Brief> Retype the lines below without changing anything.

Record list>
---*---
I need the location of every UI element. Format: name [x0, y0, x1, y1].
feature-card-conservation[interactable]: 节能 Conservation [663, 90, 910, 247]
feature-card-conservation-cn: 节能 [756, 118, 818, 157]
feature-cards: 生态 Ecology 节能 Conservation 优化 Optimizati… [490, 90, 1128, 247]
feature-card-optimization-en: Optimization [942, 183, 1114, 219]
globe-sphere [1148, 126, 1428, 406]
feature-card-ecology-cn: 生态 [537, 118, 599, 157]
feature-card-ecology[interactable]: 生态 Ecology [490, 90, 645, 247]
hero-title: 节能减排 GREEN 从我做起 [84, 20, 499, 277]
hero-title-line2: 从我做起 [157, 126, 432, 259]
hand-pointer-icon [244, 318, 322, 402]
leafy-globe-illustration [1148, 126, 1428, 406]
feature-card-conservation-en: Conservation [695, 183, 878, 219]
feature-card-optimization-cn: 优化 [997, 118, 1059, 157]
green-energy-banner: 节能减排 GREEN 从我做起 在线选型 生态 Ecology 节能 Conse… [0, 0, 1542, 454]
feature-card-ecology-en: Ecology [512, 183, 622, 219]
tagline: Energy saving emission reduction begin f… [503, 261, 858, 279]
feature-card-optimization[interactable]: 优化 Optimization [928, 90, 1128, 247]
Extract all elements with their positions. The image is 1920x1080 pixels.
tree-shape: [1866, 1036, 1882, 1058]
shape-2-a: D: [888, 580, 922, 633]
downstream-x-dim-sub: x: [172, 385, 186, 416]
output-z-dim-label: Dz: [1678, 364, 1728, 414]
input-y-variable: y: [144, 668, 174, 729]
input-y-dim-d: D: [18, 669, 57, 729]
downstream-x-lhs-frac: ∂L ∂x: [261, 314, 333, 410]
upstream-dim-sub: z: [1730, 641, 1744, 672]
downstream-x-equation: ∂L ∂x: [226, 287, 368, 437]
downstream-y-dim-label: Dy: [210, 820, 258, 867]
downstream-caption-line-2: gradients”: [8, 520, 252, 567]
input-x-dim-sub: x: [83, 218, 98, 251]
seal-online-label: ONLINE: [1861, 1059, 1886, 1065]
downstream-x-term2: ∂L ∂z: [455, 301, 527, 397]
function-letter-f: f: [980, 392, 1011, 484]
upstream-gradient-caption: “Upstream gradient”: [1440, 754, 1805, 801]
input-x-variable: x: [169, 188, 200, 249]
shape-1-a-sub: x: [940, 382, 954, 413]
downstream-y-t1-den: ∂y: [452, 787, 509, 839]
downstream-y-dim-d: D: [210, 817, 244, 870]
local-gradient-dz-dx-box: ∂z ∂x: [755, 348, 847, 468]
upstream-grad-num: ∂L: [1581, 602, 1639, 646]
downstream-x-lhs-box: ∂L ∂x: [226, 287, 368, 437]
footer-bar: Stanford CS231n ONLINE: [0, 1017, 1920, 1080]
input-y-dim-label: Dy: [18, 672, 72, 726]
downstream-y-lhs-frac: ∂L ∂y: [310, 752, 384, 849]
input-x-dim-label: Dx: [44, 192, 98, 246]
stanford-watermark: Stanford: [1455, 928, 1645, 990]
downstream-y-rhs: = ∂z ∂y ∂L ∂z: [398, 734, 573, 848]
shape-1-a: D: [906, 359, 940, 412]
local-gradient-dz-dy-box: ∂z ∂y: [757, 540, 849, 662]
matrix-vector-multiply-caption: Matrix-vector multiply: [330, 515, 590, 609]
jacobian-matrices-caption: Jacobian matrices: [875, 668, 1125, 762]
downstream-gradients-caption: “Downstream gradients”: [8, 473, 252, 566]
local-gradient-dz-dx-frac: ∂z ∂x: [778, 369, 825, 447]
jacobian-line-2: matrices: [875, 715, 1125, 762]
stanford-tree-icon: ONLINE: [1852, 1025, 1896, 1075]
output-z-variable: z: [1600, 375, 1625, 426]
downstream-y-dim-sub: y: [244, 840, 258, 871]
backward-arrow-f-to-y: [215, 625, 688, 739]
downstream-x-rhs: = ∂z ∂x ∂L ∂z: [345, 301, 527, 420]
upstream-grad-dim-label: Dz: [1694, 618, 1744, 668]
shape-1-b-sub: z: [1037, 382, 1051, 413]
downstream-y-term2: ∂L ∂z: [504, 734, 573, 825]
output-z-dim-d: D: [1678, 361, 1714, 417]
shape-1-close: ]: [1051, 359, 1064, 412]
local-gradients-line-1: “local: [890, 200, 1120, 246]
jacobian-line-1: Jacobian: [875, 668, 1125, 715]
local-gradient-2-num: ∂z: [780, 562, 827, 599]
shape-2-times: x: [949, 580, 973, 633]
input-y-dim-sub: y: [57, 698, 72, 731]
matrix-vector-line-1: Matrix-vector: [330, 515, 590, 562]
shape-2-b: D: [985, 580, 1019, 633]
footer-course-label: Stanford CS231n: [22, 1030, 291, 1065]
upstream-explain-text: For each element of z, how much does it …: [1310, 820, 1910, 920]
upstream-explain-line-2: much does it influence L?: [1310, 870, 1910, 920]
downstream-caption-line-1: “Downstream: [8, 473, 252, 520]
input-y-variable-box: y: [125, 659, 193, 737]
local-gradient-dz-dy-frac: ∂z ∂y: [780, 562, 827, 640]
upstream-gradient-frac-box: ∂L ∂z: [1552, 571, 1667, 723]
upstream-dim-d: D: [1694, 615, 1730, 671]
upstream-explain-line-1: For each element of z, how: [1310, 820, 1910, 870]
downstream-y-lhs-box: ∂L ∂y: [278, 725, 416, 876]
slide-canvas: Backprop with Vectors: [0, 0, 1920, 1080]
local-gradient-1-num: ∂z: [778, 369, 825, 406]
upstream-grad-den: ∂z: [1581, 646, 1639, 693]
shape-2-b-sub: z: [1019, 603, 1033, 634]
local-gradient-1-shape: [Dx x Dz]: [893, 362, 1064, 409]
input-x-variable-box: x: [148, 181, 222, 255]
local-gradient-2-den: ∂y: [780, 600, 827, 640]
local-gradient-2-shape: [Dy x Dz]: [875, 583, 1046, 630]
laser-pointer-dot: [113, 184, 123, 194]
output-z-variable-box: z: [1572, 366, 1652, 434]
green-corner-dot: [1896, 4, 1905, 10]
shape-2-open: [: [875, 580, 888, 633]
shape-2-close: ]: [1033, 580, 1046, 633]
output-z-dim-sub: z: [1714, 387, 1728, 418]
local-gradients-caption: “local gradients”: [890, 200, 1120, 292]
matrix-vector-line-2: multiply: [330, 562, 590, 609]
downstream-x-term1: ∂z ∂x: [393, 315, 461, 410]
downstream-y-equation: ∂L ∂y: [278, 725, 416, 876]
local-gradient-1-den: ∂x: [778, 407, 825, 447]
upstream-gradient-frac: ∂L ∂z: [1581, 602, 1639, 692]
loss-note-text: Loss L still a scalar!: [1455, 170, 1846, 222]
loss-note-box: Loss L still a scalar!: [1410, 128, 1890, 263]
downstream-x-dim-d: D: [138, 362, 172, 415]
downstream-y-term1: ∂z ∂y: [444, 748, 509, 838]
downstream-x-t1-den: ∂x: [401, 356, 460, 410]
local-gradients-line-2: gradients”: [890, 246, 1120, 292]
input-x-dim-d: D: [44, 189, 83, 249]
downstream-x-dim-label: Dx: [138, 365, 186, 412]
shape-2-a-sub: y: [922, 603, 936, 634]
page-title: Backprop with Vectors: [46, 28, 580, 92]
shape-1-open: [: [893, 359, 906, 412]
---*---
The result>
I need the location of every UI element. Format: name [x0, y0, x1, y1].
feature-card-conservation[interactable]: 节能 Conservation [663, 90, 910, 247]
feature-card-conservation-cn: 节能 [756, 118, 818, 157]
feature-cards: 生态 Ecology 节能 Conservation 优化 Optimizati… [490, 90, 1128, 247]
feature-card-optimization-en: Optimization [942, 183, 1114, 219]
globe-sphere [1148, 126, 1428, 406]
feature-card-ecology-cn: 生态 [537, 118, 599, 157]
feature-card-ecology[interactable]: 生态 Ecology [490, 90, 645, 247]
hero-title: 节能减排 GREEN 从我做起 [84, 20, 499, 277]
hero-title-line2: 从我做起 [157, 126, 432, 259]
hand-pointer-icon [244, 318, 322, 402]
leafy-globe-illustration [1148, 126, 1428, 406]
feature-card-conservation-en: Conservation [695, 183, 878, 219]
feature-card-optimization-cn: 优化 [997, 118, 1059, 157]
green-energy-banner: 节能减排 GREEN 从我做起 在线选型 生态 Ecology 节能 Conse… [0, 0, 1542, 454]
feature-card-ecology-en: Ecology [512, 183, 622, 219]
tagline: Energy saving emission reduction begin f… [503, 261, 858, 279]
feature-card-optimization[interactable]: 优化 Optimization [928, 90, 1128, 247]
Extract all elements with their positions. The image is 1920x1080 pixels.
tree-shape: [1866, 1036, 1882, 1058]
shape-2-a: D: [888, 580, 922, 633]
downstream-x-dim-sub: x: [172, 385, 186, 416]
output-z-dim-label: Dz: [1678, 364, 1728, 414]
input-y-variable: y: [144, 668, 174, 729]
input-y-dim-d: D: [18, 669, 57, 729]
downstream-x-lhs-frac: ∂L ∂x: [261, 314, 333, 410]
upstream-dim-sub: z: [1730, 641, 1744, 672]
downstream-x-equation: ∂L ∂x: [226, 287, 368, 437]
downstream-y-dim-label: Dy: [210, 820, 258, 867]
downstream-caption-line-2: gradients”: [8, 520, 252, 567]
input-x-dim-sub: x: [83, 218, 98, 251]
seal-online-label: ONLINE: [1861, 1059, 1886, 1065]
downstream-x-term2: ∂L ∂z: [455, 301, 527, 397]
function-letter-f: f: [980, 392, 1011, 484]
upstream-gradient-caption: “Upstream gradient”: [1440, 754, 1805, 801]
input-x-variable: x: [169, 188, 200, 249]
shape-1-a-sub: x: [940, 382, 954, 413]
downstream-y-t1-den: ∂y: [452, 787, 509, 839]
downstream-y-dim-d: D: [210, 817, 244, 870]
local-gradient-dz-dx-box: ∂z ∂x: [755, 348, 847, 468]
upstream-grad-num: ∂L: [1581, 602, 1639, 646]
downstream-x-lhs-box: ∂L ∂x: [226, 287, 368, 437]
footer-bar: Stanford CS231n ONLINE: [0, 1017, 1920, 1080]
input-y-dim-label: Dy: [18, 672, 72, 726]
downstream-y-lhs-frac: ∂L ∂y: [310, 752, 384, 849]
input-x-dim-label: Dx: [44, 192, 98, 246]
stanford-watermark: Stanford: [1455, 928, 1645, 990]
downstream-y-rhs: = ∂z ∂y ∂L ∂z: [398, 734, 573, 848]
shape-1-a: D: [906, 359, 940, 412]
local-gradient-dz-dy-box: ∂z ∂y: [757, 540, 849, 662]
matrix-vector-multiply-caption: Matrix-vector multiply: [330, 515, 590, 609]
jacobian-matrices-caption: Jacobian matrices: [875, 668, 1125, 762]
downstream-gradients-caption: “Downstream gradients”: [8, 473, 252, 566]
local-gradient-dz-dx-frac: ∂z ∂x: [778, 369, 825, 447]
jacobian-line-2: matrices: [875, 715, 1125, 762]
stanford-tree-icon: ONLINE: [1852, 1025, 1896, 1075]
output-z-variable: z: [1600, 375, 1625, 426]
downstream-y-dim-sub: y: [244, 840, 258, 871]
backward-arrow-f-to-y: [215, 625, 688, 739]
downstream-x-rhs: = ∂z ∂x ∂L ∂z: [345, 301, 527, 420]
upstream-grad-dim-label: Dz: [1694, 618, 1744, 668]
shape-1-b-sub: z: [1037, 382, 1051, 413]
downstream-y-term2: ∂L ∂z: [504, 734, 573, 825]
output-z-dim-d: D: [1678, 361, 1714, 417]
shape-1-close: ]: [1051, 359, 1064, 412]
local-gradients-line-1: “local: [890, 200, 1120, 246]
jacobian-line-1: Jacobian: [875, 668, 1125, 715]
local-gradient-2-num: ∂z: [780, 562, 827, 599]
shape-2-times: x: [949, 580, 973, 633]
input-y-dim-sub: y: [57, 698, 72, 731]
matrix-vector-line-1: Matrix-vector: [330, 515, 590, 562]
shape-2-b: D: [985, 580, 1019, 633]
footer-course-label: Stanford CS231n: [22, 1030, 291, 1065]
upstream-explain-text: For each element of z, how much does it …: [1310, 820, 1910, 920]
upstream-explain-line-2: much does it influence L?: [1310, 870, 1910, 920]
downstream-caption-line-1: “Downstream: [8, 473, 252, 520]
input-y-variable-box: y: [125, 659, 193, 737]
local-gradient-dz-dy-frac: ∂z ∂y: [780, 562, 827, 640]
upstream-gradient-frac-box: ∂L ∂z: [1552, 571, 1667, 723]
upstream-dim-d: D: [1694, 615, 1730, 671]
upstream-explain-line-1: For each element of z, how: [1310, 820, 1910, 870]
downstream-y-lhs-box: ∂L ∂y: [278, 725, 416, 876]
slide-canvas: Backprop with Vectors: [0, 0, 1920, 1080]
local-gradient-1-num: ∂z: [778, 369, 825, 406]
upstream-grad-den: ∂z: [1581, 646, 1639, 693]
shape-2-b-sub: z: [1019, 603, 1033, 634]
local-gradient-1-shape: [Dx x Dz]: [893, 362, 1064, 409]
input-x-variable-box: x: [148, 181, 222, 255]
local-gradient-2-den: ∂y: [780, 600, 827, 640]
local-gradient-2-shape: [Dy x Dz]: [875, 583, 1046, 630]
laser-pointer-dot: [113, 184, 123, 194]
output-z-variable-box: z: [1572, 366, 1652, 434]
green-corner-dot: [1896, 4, 1905, 10]
shape-2-open: [: [875, 580, 888, 633]
shape-2-close: ]: [1033, 580, 1046, 633]
output-z-dim-sub: z: [1714, 387, 1728, 418]
local-gradients-caption: “local gradients”: [890, 200, 1120, 292]
matrix-vector-line-2: multiply: [330, 562, 590, 609]
downstream-x-term1: ∂z ∂x: [393, 315, 461, 410]
downstream-y-equation: ∂L ∂y: [278, 725, 416, 876]
local-gradient-1-den: ∂x: [778, 407, 825, 447]
upstream-gradient-frac: ∂L ∂z: [1581, 602, 1639, 692]
loss-note-text: Loss L still a scalar!: [1455, 170, 1846, 222]
loss-note-box: Loss L still a scalar!: [1410, 128, 1890, 263]
downstream-x-dim-d: D: [138, 362, 172, 415]
downstream-y-term1: ∂z ∂y: [444, 748, 509, 838]
downstream-x-t1-den: ∂x: [401, 356, 460, 410]
local-gradients-line-2: gradients”: [890, 246, 1120, 292]
input-x-dim-d: D: [44, 189, 83, 249]
downstream-x-dim-label: Dx: [138, 365, 186, 412]
shape-2-a-sub: y: [922, 603, 936, 634]
page-title: Backprop with Vectors: [46, 28, 580, 92]
shape-1-open: [: [893, 359, 906, 412]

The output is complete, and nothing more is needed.